**The task**:
Provide an exact copy of the data, excluding the images.
──────── Data provided ────────
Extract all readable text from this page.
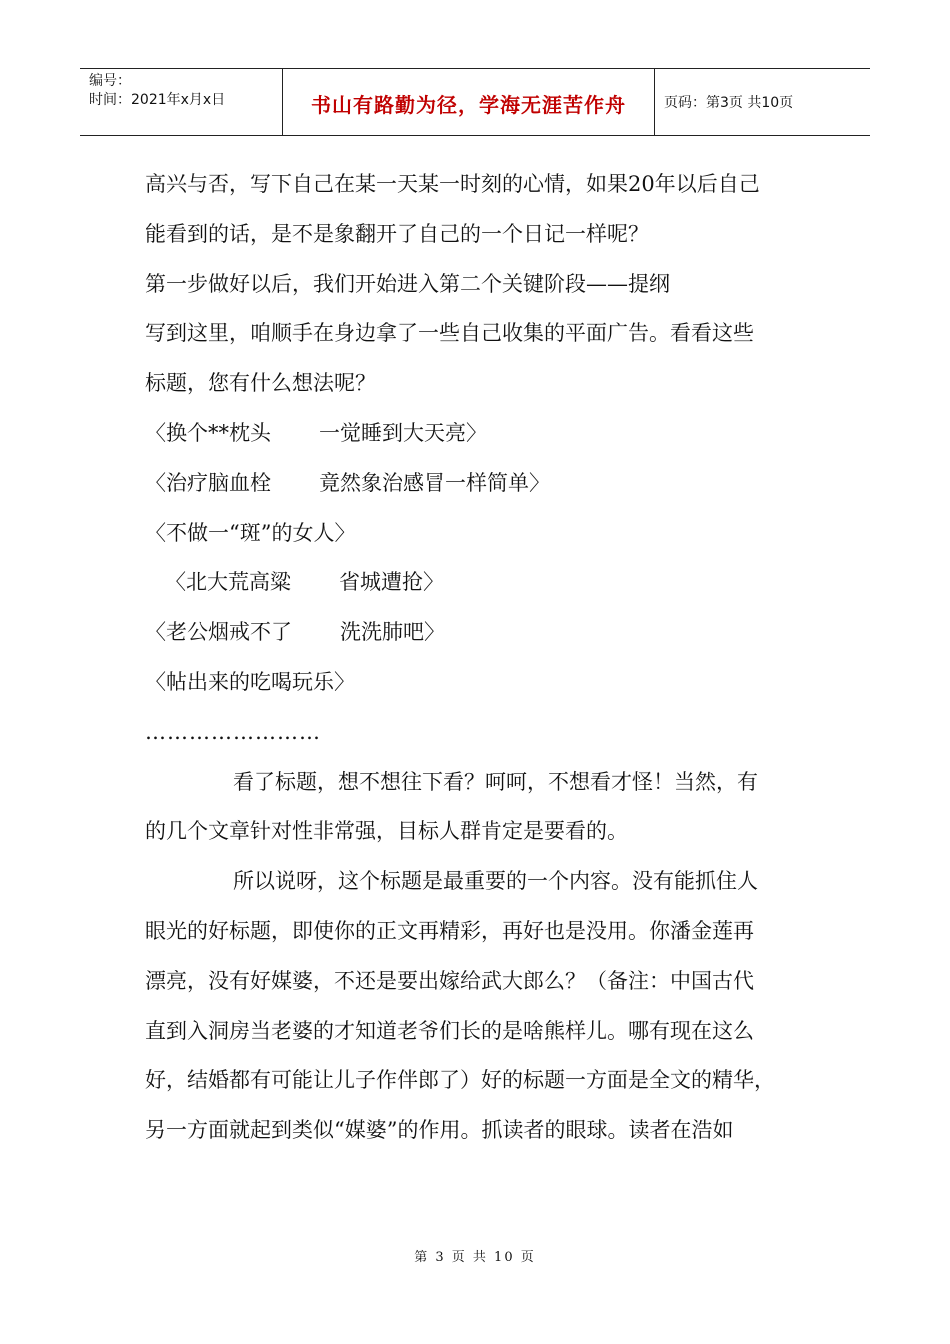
编号：
时间：2021年x月x日	书山有路勤为径，学海无涯苦作舟	页码：第3页 共10页
高兴与否，写下自己在某一天某一时刻的心情，如果20年以后自己
能看到的话，是不是象翻开了自己的一个日记一样呢？
第一步做好以后，我们开始进入第二个关键阶段——提纲
写到这里，咱顺手在身边拿了一些自己收集的平面广告。看看这些
标题，您有什么想法呢？
〈换个**枕头 一觉睡到大天亮〉
〈治疗脑血栓 竟然象治感冒一样简单〉
〈不做一“斑”的女人〉
〈北大荒高粱 省城遭抢〉
〈老公烟戒不了 洗洗肺吧〉
〈帖出来的吃喝玩乐〉
……………………
看了标题，想不想往下看？呵呵，不想看才怪！当然，有
的几个文章针对性非常强，目标人群肯定是要看的。
所以说呀，这个标题是最重要的一个内容。没有能抓住人
眼光的好标题，即使你的正文再精彩，再好也是没用。你潘金莲再
漂亮，没有好媒婆，不还是要出嫁给武大郎么？（备注：中国古代
直到入洞房当老婆的才知道老爷们长的是啥熊样儿。哪有现在这么
好，结婚都有可能让儿子作伴郎了）好的标题一方面是全文的精华，
另一方面就起到类似“媒婆”的作用。抓读者的眼球。读者在浩如
第 3 页 共 10 页
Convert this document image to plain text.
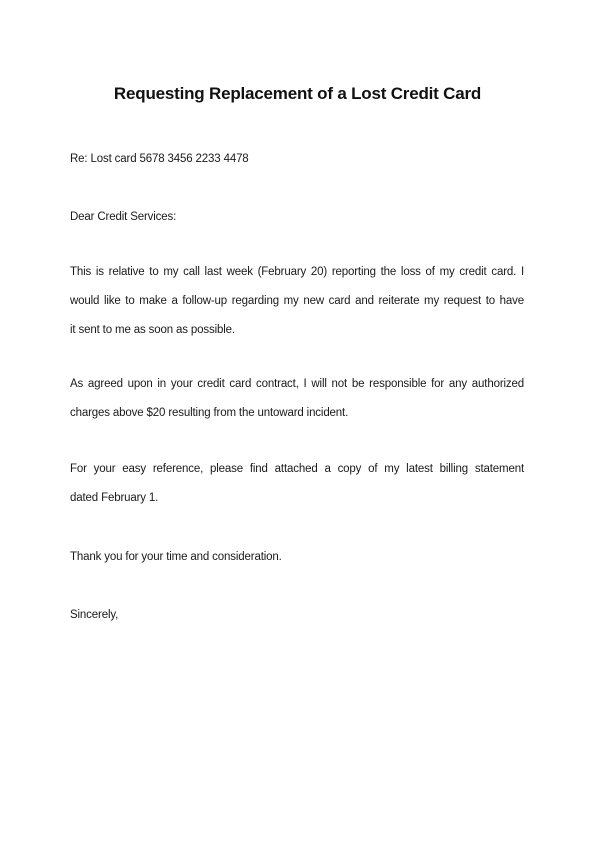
Requesting Replacement of a Lost Credit Card
Re: Lost card 5678 3456 2233 4478
Dear Credit Services:
This is relative to my call last week (February 20) reporting the loss of my credit card. I
would like to make a follow-up regarding my new card and reiterate my request to have
it sent to me as soon as possible.
As agreed upon in your credit card contract, I will not be responsible for any authorized
charges above $20 resulting from the untoward incident.
For your easy reference, please find attached a copy of my latest billing statement
dated February 1.
Thank you for your time and consideration.
Sincerely,
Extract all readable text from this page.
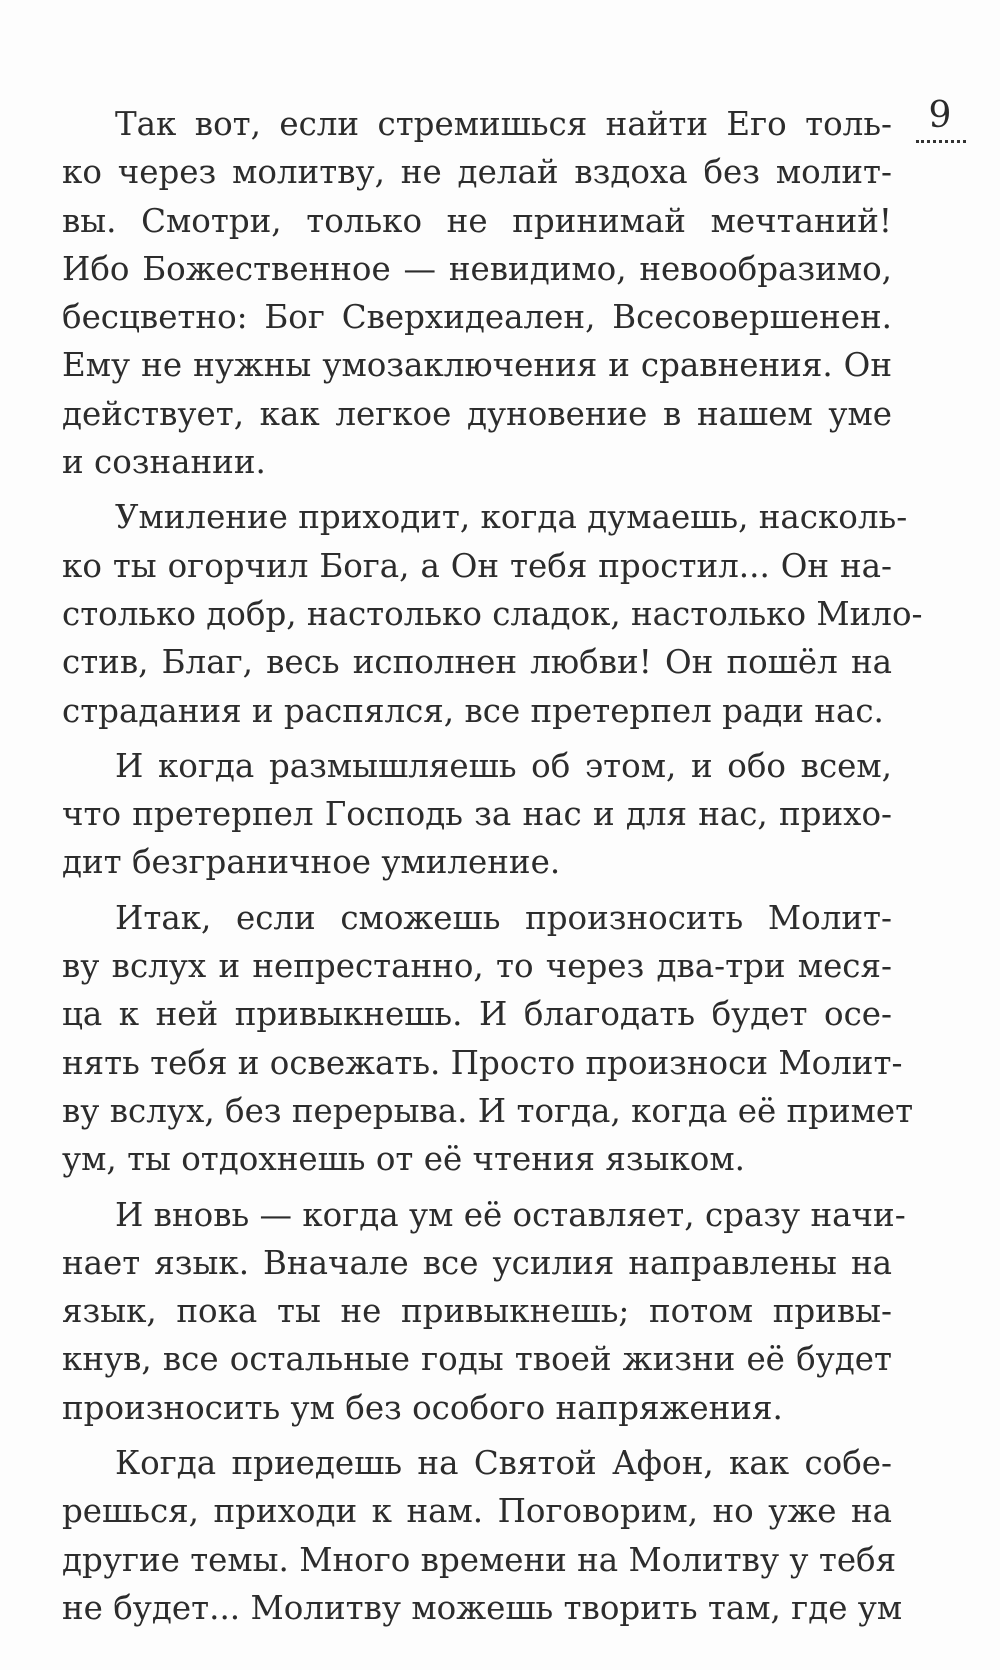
9
Так вот, если стремишься найти Его толь-
ко через молитву, не делай вздоха без молит-
вы. Смотри, только не принимай мечтаний!
Ибо Божественное — невидимо, невообразимо,
бесцветно: Бог Сверхидеален, Всесовершенен.
Ему не нужны умозаключения и сравнения. Он
действует, как легкое дуновение в нашем уме
и сознании.
Умиление приходит, когда думаешь, насколь-
ко ты огорчил Бога, а Он тебя простил... Он на-
столько добр, настолько сладок, настолько Мило-
стив, Благ, весь исполнен любви! Он пошёл на
страдания и распялся, все претерпел ради нас.
И когда размышляешь об этом, и обо всем,
что претерпел Господь за нас и для нас, прихо-
дит безграничное умиление.
Итак, если сможешь произносить Молит-
ву вслух и непрестанно, то через два-три меся-
ца к ней привыкнешь. И благодать будет осе-
нять тебя и освежать. Просто произноси Молит-
ву вслух, без перерыва. И тогда, когда её примет
ум, ты отдохнешь от её чтения языком.
И вновь — когда ум её оставляет, сразу начи-
нает язык. Вначале все усилия направлены на
язык, пока ты не привыкнешь; потом привы-
кнув, все остальные годы твоей жизни её будет
произносить ум без особого напряжения.
Когда приедешь на Святой Афон, как собе-
решься, приходи к нам. Поговорим, но уже на
другие темы. Много времени на Молитву у тебя
не будет... Молитву можешь творить там, где ум
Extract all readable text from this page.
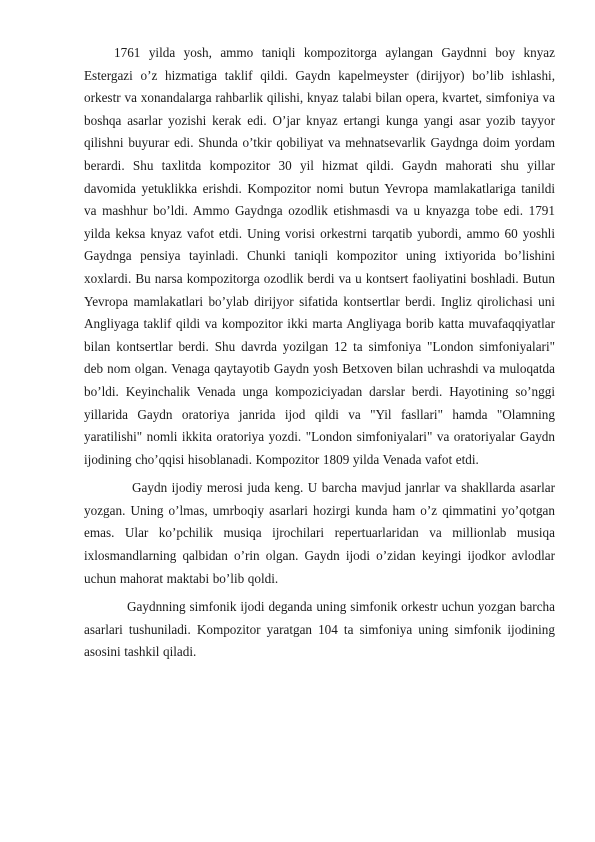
1761 yilda yosh, ammo taniqli kompozitorga aylangan Gaydnni boy knyaz Estergazi o’z hizmatiga taklif qildi. Gaydn kapelmeyster (dirijyor) bo’lib ishlashi, orkestr va xonandalarga rahbarlik qilishi, knyaz talabi bilan opera, kvartet, simfoniya va boshqa asarlar yozishi kerak edi. O’jar knyaz ertangi kunga yangi asar yozib tayyor qilishni buyurar edi. Shunda o’tkir qobiliyat va mehnatsevarlik Gaydnga doim yordam berardi. Shu taxlitda kompozitor 30 yil hizmat qildi. Gaydn mahorati shu yillar davomida yetuklikka erishdi. Kompozitor nomi butun Yevropa mamlakatlariga tanildi va mashhur bo’ldi. Ammo Gaydnga ozodlik etishmasdi va u knyazga tobe edi. 1791 yilda keksa knyaz vafot etdi. Uning vorisi orkestrni tarqatib yubordi, ammo 60 yoshli Gaydnga pensiya tayinladi. Chunki taniqli kompozitor uning ixtiyorida bo’lishini xoxlardi. Bu narsa kompozitorga ozodlik berdi va u kontsert faoliyatini boshladi. Butun Yevropa mamlakatlari bo’ylab dirijyor sifatida kontsertlar berdi. Ingliz qirolichasi uni Angliyaga taklif qildi va kompozitor ikki marta Angliyaga borib katta muvafaqqiyatlar bilan kontsertlar berdi. Shu davrda yozilgan 12 ta simfoniya "London simfoniyalari" deb nom olgan. Venaga qaytayotib Gaydn yosh Betxoven bilan uchrashdi va muloqatda bo’ldi. Keyinchalik Venada unga kompoziciyadan darslar berdi. Hayotining so’nggi yillarida Gaydn oratoriya janrida ijod qildi va "Yil fasllari" hamda "Olamning yaratilishi" nomli ikkita oratoriya yozdi. "London simfoniyalari" va oratoriyalar Gaydn ijodining cho’qqisi hisoblanadi. Kompozitor 1809 yilda Venada vafot etdi.

Gaydn ijodiy merosi juda keng. U barcha mavjud janrlar va shakllarda asarlar yozgan. Uning o’lmas, umrboqiy asarlari hozirgi kunda ham o’z qimmatini yo’qotgan emas. Ular ko’pchilik musiqa ijrochilari repertuarlaridan va millionlab musiqa ixlosmandlarning qalbidan o’rin olgan. Gaydn ijodi o’zidan keyingi ijodkor avlodlar uchun mahorat maktabi bo’lib qoldi.

Gaydnning simfonik ijodi deganda uning simfonik orkestr uchun yozgan barcha asarlari tushuniladi. Kompozitor yaratgan 104 ta simfoniya uning simfonik ijodining asosini tashkil qiladi.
────────
**Worked solution**:
Extract all readable text from this page.
编号：
时间：2021年x月x日	书山有路勤为径，学海无涯苦作舟	页码：第3页 共10页
高兴与否，写下自己在某一天某一时刻的心情，如果20年以后自己
能看到的话，是不是象翻开了自己的一个日记一样呢？
第一步做好以后，我们开始进入第二个关键阶段——提纲
写到这里，咱顺手在身边拿了一些自己收集的平面广告。看看这些
标题，您有什么想法呢？
〈换个**枕头 一觉睡到大天亮〉
〈治疗脑血栓 竟然象治感冒一样简单〉
〈不做一“斑”的女人〉
〈北大荒高粱 省城遭抢〉
〈老公烟戒不了 洗洗肺吧〉
〈帖出来的吃喝玩乐〉
……………………
看了标题，想不想往下看？呵呵，不想看才怪！当然，有
的几个文章针对性非常强，目标人群肯定是要看的。
所以说呀，这个标题是最重要的一个内容。没有能抓住人
眼光的好标题，即使你的正文再精彩，再好也是没用。你潘金莲再
漂亮，没有好媒婆，不还是要出嫁给武大郎么？（备注：中国古代
直到入洞房当老婆的才知道老爷们长的是啥熊样儿。哪有现在这么
好，结婚都有可能让儿子作伴郎了）好的标题一方面是全文的精华，
另一方面就起到类似“媒婆”的作用。抓读者的眼球。读者在浩如
第 3 页 共 10 页
Convert this document image to plain text.
Requesting Replacement of a Lost Credit Card
Re: Lost card 5678 3456 2233 4478
Dear Credit Services:
This is relative to my call last week (February 20) reporting the loss of my credit card. I
would like to make a follow-up regarding my new card and reiterate my request to have
it sent to me as soon as possible.
As agreed upon in your credit card contract, I will not be responsible for any authorized
charges above $20 resulting from the untoward incident.
For your easy reference, please find attached a copy of my latest billing statement
dated February 1.
Thank you for your time and consideration.
Sincerely,
Extract all readable text from this page.
9
Так вот, если стремишься найти Его толь-
ко через молитву, не делай вздоха без молит-
вы. Смотри, только не принимай мечтаний!
Ибо Божественное — невидимо, невообразимо,
бесцветно: Бог Сверхидеален, Всесовершенен.
Ему не нужны умозаключения и сравнения. Он
действует, как легкое дуновение в нашем уме
и сознании.
Умиление приходит, когда думаешь, насколь-
ко ты огорчил Бога, а Он тебя простил... Он на-
столько добр, настолько сладок, настолько Мило-
стив, Благ, весь исполнен любви! Он пошёл на
страдания и распялся, все претерпел ради нас.
И когда размышляешь об этом, и обо всем,
что претерпел Господь за нас и для нас, прихо-
дит безграничное умиление.
Итак, если сможешь произносить Молит-
ву вслух и непрестанно, то через два-три меся-
ца к ней привыкнешь. И благодать будет осе-
нять тебя и освежать. Просто произноси Молит-
ву вслух, без перерыва. И тогда, когда её примет
ум, ты отдохнешь от её чтения языком.
И вновь — когда ум её оставляет, сразу начи-
нает язык. Вначале все усилия направлены на
язык, пока ты не привыкнешь; потом привы-
кнув, все остальные годы твоей жизни её будет
произносить ум без особого напряжения.
Когда приедешь на Святой Афон, как собе-
решься, приходи к нам. Поговорим, но уже на
другие темы. Много времени на Молитву у тебя
не будет... Молитву можешь творить там, где ум
Extract all readable text from this page.
1761 yilda yosh, ammo taniqli kompozitorga aylangan Gaydnni boy knyaz Estergazi o’z hizmatiga taklif qildi. Gaydn kapelmeyster (dirijyor) bo’lib ishlashi, orkestr va xonandalarga rahbarlik qilishi, knyaz talabi bilan opera, kvartet, simfoniya va boshqa asarlar yozishi kerak edi. O’jar knyaz ertangi kunga yangi asar yozib tayyor qilishni buyurar edi. Shunda o’tkir qobiliyat va mehnatsevarlik Gaydnga doim yordam berardi. Shu taxlitda kompozitor 30 yil hizmat qildi. Gaydn mahorati shu yillar davomida yetuklikka erishdi. Kompozitor nomi butun Yevropa mamlakatlariga tanildi va mashhur bo’ldi. Ammo Gaydnga ozodlik etishmasdi va u knyazga tobe edi. 1791 yilda keksa knyaz vafot etdi. Uning vorisi orkestrni tarqatib yubordi, ammo 60 yoshli Gaydnga pensiya tayinladi. Chunki taniqli kompozitor uning ixtiyorida bo’lishini xoxlardi. Bu narsa kompozitorga ozodlik berdi va u kontsert faoliyatini boshladi. Butun Yevropa mamlakatlari bo’ylab dirijyor sifatida kontsertlar berdi. Ingliz qirolichasi uni Angliyaga taklif qildi va kompozitor ikki marta Angliyaga borib katta muvafaqqiyatlar bilan kontsertlar berdi. Shu davrda yozilgan 12 ta simfoniya "London simfoniyalari" deb nom olgan. Venaga qaytayotib Gaydn yosh Betxoven bilan uchrashdi va muloqatda bo’ldi. Keyinchalik Venada unga kompoziciyadan darslar berdi. Hayotining so’nggi yillarida Gaydn oratoriya janrida ijod qildi va "Yil fasllari" hamda "Olamning yaratilishi" nomli ikkita oratoriya yozdi. "London simfoniyalari" va oratoriyalar Gaydn ijodining cho’qqisi hisoblanadi. Kompozitor 1809 yilda Venada vafot etdi.

Gaydn ijodiy merosi juda keng. U barcha mavjud janrlar va shakllarda asarlar yozgan. Uning o’lmas, umrboqiy asarlari hozirgi kunda ham o’z qimmatini yo’qotgan emas. Ular ko’pchilik musiqa ijrochilari repertuarlaridan va millionlab musiqa ixlosmandlarning qalbidan o’rin olgan. Gaydn ijodi o’zidan keyingi ijodkor avlodlar uchun mahorat maktabi bo’lib qoldi.

Gaydnning simfonik ijodi deganda uning simfonik orkestr uchun yozgan barcha asarlari tushuniladi. Kompozitor yaratgan 104 ta simfoniya uning simfonik ijodining asosini tashkil qiladi.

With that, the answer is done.